Start of Records supplied

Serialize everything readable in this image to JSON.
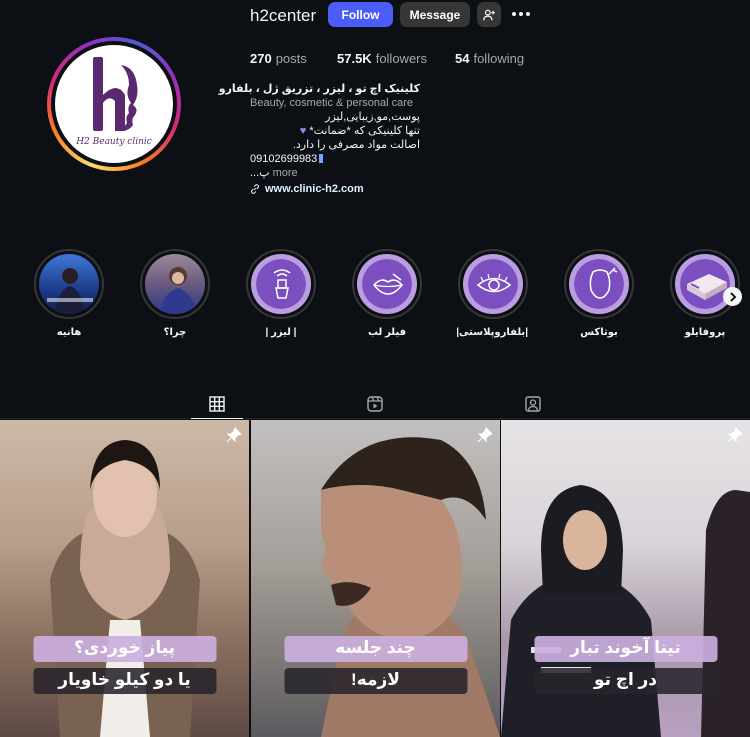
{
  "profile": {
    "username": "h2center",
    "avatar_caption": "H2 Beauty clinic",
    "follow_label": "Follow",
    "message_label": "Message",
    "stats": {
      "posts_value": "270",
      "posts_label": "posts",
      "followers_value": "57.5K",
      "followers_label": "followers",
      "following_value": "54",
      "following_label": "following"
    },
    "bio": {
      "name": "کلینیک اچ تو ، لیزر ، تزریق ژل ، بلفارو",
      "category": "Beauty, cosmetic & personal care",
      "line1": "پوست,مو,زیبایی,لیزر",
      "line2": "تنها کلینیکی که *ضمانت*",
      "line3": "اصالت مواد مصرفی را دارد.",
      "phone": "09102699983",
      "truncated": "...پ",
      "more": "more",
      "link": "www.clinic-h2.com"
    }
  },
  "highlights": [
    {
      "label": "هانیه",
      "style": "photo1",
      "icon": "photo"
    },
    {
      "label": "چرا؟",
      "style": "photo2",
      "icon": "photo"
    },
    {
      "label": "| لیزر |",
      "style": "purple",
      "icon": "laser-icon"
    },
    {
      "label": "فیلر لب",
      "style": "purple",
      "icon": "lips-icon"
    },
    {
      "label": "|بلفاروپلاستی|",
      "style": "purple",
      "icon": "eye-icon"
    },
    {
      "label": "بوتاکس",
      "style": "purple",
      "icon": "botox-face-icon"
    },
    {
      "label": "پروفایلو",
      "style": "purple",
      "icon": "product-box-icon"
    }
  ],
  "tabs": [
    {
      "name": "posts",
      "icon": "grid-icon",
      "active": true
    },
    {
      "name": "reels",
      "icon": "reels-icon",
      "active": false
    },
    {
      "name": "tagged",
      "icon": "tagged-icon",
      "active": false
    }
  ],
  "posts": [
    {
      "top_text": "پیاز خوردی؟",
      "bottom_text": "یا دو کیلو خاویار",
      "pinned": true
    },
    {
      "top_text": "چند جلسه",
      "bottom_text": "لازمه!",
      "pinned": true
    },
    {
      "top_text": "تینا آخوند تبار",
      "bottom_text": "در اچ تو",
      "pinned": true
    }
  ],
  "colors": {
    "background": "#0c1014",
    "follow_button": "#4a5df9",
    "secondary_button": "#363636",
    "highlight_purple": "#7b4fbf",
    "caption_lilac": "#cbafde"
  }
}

End of Records supplied
Start of Records supplied

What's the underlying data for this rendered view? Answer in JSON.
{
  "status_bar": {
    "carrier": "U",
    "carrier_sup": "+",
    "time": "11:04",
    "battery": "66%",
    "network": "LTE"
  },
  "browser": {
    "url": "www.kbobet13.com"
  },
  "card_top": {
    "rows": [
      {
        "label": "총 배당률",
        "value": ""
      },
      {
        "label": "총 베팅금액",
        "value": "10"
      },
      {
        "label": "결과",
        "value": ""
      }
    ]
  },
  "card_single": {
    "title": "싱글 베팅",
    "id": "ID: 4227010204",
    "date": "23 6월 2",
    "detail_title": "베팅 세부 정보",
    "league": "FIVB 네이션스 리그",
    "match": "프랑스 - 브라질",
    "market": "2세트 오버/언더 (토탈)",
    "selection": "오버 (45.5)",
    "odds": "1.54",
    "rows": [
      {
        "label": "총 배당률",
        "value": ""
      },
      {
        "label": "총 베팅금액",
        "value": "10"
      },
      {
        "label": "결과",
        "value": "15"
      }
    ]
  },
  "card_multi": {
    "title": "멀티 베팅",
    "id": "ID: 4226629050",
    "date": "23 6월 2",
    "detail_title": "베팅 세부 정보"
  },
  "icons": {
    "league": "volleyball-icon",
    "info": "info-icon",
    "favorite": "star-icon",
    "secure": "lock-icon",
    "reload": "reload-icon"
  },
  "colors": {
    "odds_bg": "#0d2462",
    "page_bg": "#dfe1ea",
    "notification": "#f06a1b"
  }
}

End of Records supplied

◆ Exercise goal
Each line of the material that holds the string "league" counts once; give the total alone.

◆ Response for this exercise
2